• [Exercise instructions]:
Write out the listing beneath this instruction in its entirety, exactly as it reads.

• [Dataset excerpts]:
********

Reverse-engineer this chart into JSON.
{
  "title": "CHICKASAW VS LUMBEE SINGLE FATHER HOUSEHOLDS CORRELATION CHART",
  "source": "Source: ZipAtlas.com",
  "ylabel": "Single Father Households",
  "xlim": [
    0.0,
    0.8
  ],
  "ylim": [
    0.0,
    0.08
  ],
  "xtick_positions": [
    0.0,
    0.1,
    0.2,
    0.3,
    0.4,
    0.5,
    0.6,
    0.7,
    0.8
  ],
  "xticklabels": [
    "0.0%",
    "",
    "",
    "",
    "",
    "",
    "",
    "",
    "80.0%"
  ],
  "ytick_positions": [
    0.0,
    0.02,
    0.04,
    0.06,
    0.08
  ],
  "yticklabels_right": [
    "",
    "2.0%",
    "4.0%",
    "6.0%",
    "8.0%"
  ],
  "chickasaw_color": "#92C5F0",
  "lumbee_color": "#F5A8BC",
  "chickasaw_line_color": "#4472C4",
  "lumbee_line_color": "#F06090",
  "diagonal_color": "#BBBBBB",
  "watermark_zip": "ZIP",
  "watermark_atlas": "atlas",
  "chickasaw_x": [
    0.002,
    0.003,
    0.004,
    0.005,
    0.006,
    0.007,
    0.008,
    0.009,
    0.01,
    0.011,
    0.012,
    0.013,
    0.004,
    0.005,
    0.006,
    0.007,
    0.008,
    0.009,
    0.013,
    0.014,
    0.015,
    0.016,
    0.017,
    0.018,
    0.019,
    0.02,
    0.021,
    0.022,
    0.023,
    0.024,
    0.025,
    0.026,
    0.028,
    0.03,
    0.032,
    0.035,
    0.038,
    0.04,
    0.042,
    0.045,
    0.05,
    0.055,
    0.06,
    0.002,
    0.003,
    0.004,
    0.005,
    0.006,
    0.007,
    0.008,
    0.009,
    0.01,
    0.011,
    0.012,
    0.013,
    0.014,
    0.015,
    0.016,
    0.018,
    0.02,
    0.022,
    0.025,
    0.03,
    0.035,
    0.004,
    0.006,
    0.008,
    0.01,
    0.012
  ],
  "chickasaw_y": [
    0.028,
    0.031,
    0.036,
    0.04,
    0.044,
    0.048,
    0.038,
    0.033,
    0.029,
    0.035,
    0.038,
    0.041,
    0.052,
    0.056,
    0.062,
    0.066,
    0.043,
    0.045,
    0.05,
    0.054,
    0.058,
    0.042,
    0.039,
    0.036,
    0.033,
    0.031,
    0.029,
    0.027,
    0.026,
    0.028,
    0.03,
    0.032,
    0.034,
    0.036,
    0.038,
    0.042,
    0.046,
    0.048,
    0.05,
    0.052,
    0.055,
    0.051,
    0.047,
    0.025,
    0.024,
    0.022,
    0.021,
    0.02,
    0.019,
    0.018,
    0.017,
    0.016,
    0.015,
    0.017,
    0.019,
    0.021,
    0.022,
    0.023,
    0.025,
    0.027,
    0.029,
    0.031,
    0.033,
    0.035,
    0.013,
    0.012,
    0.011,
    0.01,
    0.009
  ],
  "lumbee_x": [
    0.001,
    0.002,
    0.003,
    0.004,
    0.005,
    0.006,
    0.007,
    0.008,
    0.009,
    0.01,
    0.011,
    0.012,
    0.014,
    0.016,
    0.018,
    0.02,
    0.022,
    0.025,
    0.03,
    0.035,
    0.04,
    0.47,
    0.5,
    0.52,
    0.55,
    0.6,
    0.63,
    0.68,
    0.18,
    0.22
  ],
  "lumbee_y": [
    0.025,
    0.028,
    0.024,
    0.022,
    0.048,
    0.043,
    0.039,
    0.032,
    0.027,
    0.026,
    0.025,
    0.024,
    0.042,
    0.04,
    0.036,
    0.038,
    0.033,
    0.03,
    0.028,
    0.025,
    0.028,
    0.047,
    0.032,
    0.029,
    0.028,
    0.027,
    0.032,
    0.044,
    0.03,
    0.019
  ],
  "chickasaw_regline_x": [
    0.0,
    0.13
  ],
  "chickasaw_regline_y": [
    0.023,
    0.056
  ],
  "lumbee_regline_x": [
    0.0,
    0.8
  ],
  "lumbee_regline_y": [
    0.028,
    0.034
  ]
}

********

• [Task answer]:
Reverse-engineer this chart into JSON.
{
  "title": "CHICKASAW VS LUMBEE SINGLE FATHER HOUSEHOLDS CORRELATION CHART",
  "source": "Source: ZipAtlas.com",
  "ylabel": "Single Father Households",
  "xlim": [
    0.0,
    0.8
  ],
  "ylim": [
    0.0,
    0.08
  ],
  "xtick_positions": [
    0.0,
    0.1,
    0.2,
    0.3,
    0.4,
    0.5,
    0.6,
    0.7,
    0.8
  ],
  "xticklabels": [
    "0.0%",
    "",
    "",
    "",
    "",
    "",
    "",
    "",
    "80.0%"
  ],
  "ytick_positions": [
    0.0,
    0.02,
    0.04,
    0.06,
    0.08
  ],
  "yticklabels_right": [
    "",
    "2.0%",
    "4.0%",
    "6.0%",
    "8.0%"
  ],
  "chickasaw_color": "#92C5F0",
  "lumbee_color": "#F5A8BC",
  "chickasaw_line_color": "#4472C4",
  "lumbee_line_color": "#F06090",
  "diagonal_color": "#BBBBBB",
  "watermark_zip": "ZIP",
  "watermark_atlas": "atlas",
  "chickasaw_x": [
    0.002,
    0.003,
    0.004,
    0.005,
    0.006,
    0.007,
    0.008,
    0.009,
    0.01,
    0.011,
    0.012,
    0.013,
    0.004,
    0.005,
    0.006,
    0.007,
    0.008,
    0.009,
    0.013,
    0.014,
    0.015,
    0.016,
    0.017,
    0.018,
    0.019,
    0.02,
    0.021,
    0.022,
    0.023,
    0.024,
    0.025,
    0.026,
    0.028,
    0.03,
    0.032,
    0.035,
    0.038,
    0.04,
    0.042,
    0.045,
    0.05,
    0.055,
    0.06,
    0.002,
    0.003,
    0.004,
    0.005,
    0.006,
    0.007,
    0.008,
    0.009,
    0.01,
    0.011,
    0.012,
    0.013,
    0.014,
    0.015,
    0.016,
    0.018,
    0.02,
    0.022,
    0.025,
    0.03,
    0.035,
    0.004,
    0.006,
    0.008,
    0.01,
    0.012
  ],
  "chickasaw_y": [
    0.028,
    0.031,
    0.036,
    0.04,
    0.044,
    0.048,
    0.038,
    0.033,
    0.029,
    0.035,
    0.038,
    0.041,
    0.052,
    0.056,
    0.062,
    0.066,
    0.043,
    0.045,
    0.05,
    0.054,
    0.058,
    0.042,
    0.039,
    0.036,
    0.033,
    0.031,
    0.029,
    0.027,
    0.026,
    0.028,
    0.03,
    0.032,
    0.034,
    0.036,
    0.038,
    0.042,
    0.046,
    0.048,
    0.05,
    0.052,
    0.055,
    0.051,
    0.047,
    0.025,
    0.024,
    0.022,
    0.021,
    0.02,
    0.019,
    0.018,
    0.017,
    0.016,
    0.015,
    0.017,
    0.019,
    0.021,
    0.022,
    0.023,
    0.025,
    0.027,
    0.029,
    0.031,
    0.033,
    0.035,
    0.013,
    0.012,
    0.011,
    0.01,
    0.009
  ],
  "lumbee_x": [
    0.001,
    0.002,
    0.003,
    0.004,
    0.005,
    0.006,
    0.007,
    0.008,
    0.009,
    0.01,
    0.011,
    0.012,
    0.014,
    0.016,
    0.018,
    0.02,
    0.022,
    0.025,
    0.03,
    0.035,
    0.04,
    0.47,
    0.5,
    0.52,
    0.55,
    0.6,
    0.63,
    0.68,
    0.18,
    0.22
  ],
  "lumbee_y": [
    0.025,
    0.028,
    0.024,
    0.022,
    0.048,
    0.043,
    0.039,
    0.032,
    0.027,
    0.026,
    0.025,
    0.024,
    0.042,
    0.04,
    0.036,
    0.038,
    0.033,
    0.03,
    0.028,
    0.025,
    0.028,
    0.047,
    0.032,
    0.029,
    0.028,
    0.027,
    0.032,
    0.044,
    0.03,
    0.019
  ],
  "chickasaw_regline_x": [
    0.0,
    0.13
  ],
  "chickasaw_regline_y": [
    0.023,
    0.056
  ],
  "lumbee_regline_x": [
    0.0,
    0.8
  ],
  "lumbee_regline_y": [
    0.028,
    0.034
  ]
}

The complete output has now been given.